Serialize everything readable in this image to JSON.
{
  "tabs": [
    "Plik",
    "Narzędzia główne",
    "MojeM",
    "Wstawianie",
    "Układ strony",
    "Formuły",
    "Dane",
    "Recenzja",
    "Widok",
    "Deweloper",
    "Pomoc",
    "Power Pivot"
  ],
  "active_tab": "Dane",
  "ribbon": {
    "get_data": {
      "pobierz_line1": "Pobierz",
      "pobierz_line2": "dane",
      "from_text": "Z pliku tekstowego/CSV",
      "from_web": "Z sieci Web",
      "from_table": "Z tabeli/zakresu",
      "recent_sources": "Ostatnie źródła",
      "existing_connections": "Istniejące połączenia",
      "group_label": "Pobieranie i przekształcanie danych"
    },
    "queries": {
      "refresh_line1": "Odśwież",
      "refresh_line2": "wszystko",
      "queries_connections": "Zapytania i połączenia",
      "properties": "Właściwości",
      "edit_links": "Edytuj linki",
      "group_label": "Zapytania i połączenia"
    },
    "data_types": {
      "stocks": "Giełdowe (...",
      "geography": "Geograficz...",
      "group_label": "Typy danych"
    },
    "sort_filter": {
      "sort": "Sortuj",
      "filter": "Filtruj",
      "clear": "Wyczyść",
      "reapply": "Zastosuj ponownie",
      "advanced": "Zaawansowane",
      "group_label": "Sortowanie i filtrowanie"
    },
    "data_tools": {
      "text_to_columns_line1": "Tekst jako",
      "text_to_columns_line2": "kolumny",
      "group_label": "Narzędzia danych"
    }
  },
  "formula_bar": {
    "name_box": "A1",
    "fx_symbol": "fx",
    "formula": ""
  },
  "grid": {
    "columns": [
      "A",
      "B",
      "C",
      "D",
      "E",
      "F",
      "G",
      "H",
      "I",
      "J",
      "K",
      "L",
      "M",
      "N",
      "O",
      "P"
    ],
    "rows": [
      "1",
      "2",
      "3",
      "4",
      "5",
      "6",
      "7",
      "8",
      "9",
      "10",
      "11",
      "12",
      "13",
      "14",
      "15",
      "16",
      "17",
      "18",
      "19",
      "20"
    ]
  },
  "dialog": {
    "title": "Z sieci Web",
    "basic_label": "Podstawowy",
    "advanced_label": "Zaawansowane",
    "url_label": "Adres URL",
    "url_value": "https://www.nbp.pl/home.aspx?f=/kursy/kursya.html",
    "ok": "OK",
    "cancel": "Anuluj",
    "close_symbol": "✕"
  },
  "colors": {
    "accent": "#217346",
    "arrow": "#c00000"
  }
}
====
The task
Reproduce the material above, every line of it, exactly.

Reply to the exercise
Serialize everything readable in this image to JSON.
{
  "tabs": [
    "Plik",
    "Narzędzia główne",
    "MojeM",
    "Wstawianie",
    "Układ strony",
    "Formuły",
    "Dane",
    "Recenzja",
    "Widok",
    "Deweloper",
    "Pomoc",
    "Power Pivot"
  ],
  "active_tab": "Dane",
  "ribbon": {
    "get_data": {
      "pobierz_line1": "Pobierz",
      "pobierz_line2": "dane",
      "from_text": "Z pliku tekstowego/CSV",
      "from_web": "Z sieci Web",
      "from_table": "Z tabeli/zakresu",
      "recent_sources": "Ostatnie źródła",
      "existing_connections": "Istniejące połączenia",
      "group_label": "Pobieranie i przekształcanie danych"
    },
    "queries": {
      "refresh_line1": "Odśwież",
      "refresh_line2": "wszystko",
      "queries_connections": "Zapytania i połączenia",
      "properties": "Właściwości",
      "edit_links": "Edytuj linki",
      "group_label": "Zapytania i połączenia"
    },
    "data_types": {
      "stocks": "Giełdowe (...",
      "geography": "Geograficz...",
      "group_label": "Typy danych"
    },
    "sort_filter": {
      "sort": "Sortuj",
      "filter": "Filtruj",
      "clear": "Wyczyść",
      "reapply": "Zastosuj ponownie",
      "advanced": "Zaawansowane",
      "group_label": "Sortowanie i filtrowanie"
    },
    "data_tools": {
      "text_to_columns_line1": "Tekst jako",
      "text_to_columns_line2": "kolumny",
      "group_label": "Narzędzia danych"
    }
  },
  "formula_bar": {
    "name_box": "A1",
    "fx_symbol": "fx",
    "formula": ""
  },
  "grid": {
    "columns": [
      "A",
      "B",
      "C",
      "D",
      "E",
      "F",
      "G",
      "H",
      "I",
      "J",
      "K",
      "L",
      "M",
      "N",
      "O",
      "P"
    ],
    "rows": [
      "1",
      "2",
      "3",
      "4",
      "5",
      "6",
      "7",
      "8",
      "9",
      "10",
      "11",
      "12",
      "13",
      "14",
      "15",
      "16",
      "17",
      "18",
      "19",
      "20"
    ]
  },
  "dialog": {
    "title": "Z sieci Web",
    "basic_label": "Podstawowy",
    "advanced_label": "Zaawansowane",
    "url_label": "Adres URL",
    "url_value": "https://www.nbp.pl/home.aspx?f=/kursy/kursya.html",
    "ok": "OK",
    "cancel": "Anuluj",
    "close_symbol": "✕"
  },
  "colors": {
    "accent": "#217346",
    "arrow": "#c00000"
  }
}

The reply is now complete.